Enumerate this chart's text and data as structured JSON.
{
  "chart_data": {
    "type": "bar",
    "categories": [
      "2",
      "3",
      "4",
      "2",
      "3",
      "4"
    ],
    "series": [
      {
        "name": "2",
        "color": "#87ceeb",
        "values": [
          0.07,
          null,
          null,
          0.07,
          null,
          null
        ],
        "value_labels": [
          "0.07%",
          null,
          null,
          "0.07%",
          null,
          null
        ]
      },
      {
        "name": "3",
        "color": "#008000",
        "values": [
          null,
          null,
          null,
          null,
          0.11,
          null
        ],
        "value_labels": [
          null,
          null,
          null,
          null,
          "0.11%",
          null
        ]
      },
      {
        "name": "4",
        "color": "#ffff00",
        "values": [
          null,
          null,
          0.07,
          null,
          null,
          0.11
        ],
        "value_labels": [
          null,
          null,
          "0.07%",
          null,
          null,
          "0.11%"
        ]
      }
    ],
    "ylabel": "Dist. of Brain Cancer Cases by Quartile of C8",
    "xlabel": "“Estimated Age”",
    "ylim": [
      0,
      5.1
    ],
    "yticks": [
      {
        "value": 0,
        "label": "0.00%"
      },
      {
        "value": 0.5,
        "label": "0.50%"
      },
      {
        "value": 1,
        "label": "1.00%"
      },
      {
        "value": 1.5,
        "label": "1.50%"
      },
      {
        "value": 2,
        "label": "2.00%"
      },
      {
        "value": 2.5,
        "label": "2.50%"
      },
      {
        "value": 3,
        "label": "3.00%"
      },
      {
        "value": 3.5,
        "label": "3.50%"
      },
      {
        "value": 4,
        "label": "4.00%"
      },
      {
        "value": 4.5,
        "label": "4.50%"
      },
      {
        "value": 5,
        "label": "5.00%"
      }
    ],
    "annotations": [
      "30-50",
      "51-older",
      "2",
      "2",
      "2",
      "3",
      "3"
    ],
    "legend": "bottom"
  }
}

■ ■ ■

Short exercise: The records above must be output exactly, in full.

Reply to the exercise:
Enumerate this chart's text and data as structured JSON.
{
  "chart_data": {
    "type": "bar",
    "categories": [
      "2",
      "3",
      "4",
      "2",
      "3",
      "4"
    ],
    "series": [
      {
        "name": "2",
        "color": "#87ceeb",
        "values": [
          0.07,
          null,
          null,
          0.07,
          null,
          null
        ],
        "value_labels": [
          "0.07%",
          null,
          null,
          "0.07%",
          null,
          null
        ]
      },
      {
        "name": "3",
        "color": "#008000",
        "values": [
          null,
          null,
          null,
          null,
          0.11,
          null
        ],
        "value_labels": [
          null,
          null,
          null,
          null,
          "0.11%",
          null
        ]
      },
      {
        "name": "4",
        "color": "#ffff00",
        "values": [
          null,
          null,
          0.07,
          null,
          null,
          0.11
        ],
        "value_labels": [
          null,
          null,
          "0.07%",
          null,
          null,
          "0.11%"
        ]
      }
    ],
    "ylabel": "Dist. of Brain Cancer Cases by Quartile of C8",
    "xlabel": "“Estimated Age”",
    "ylim": [
      0,
      5.1
    ],
    "yticks": [
      {
        "value": 0,
        "label": "0.00%"
      },
      {
        "value": 0.5,
        "label": "0.50%"
      },
      {
        "value": 1,
        "label": "1.00%"
      },
      {
        "value": 1.5,
        "label": "1.50%"
      },
      {
        "value": 2,
        "label": "2.00%"
      },
      {
        "value": 2.5,
        "label": "2.50%"
      },
      {
        "value": 3,
        "label": "3.00%"
      },
      {
        "value": 3.5,
        "label": "3.50%"
      },
      {
        "value": 4,
        "label": "4.00%"
      },
      {
        "value": 4.5,
        "label": "4.50%"
      },
      {
        "value": 5,
        "label": "5.00%"
      }
    ],
    "annotations": [
      "30-50",
      "51-older",
      "2",
      "2",
      "2",
      "3",
      "3"
    ],
    "legend": "bottom"
  }
}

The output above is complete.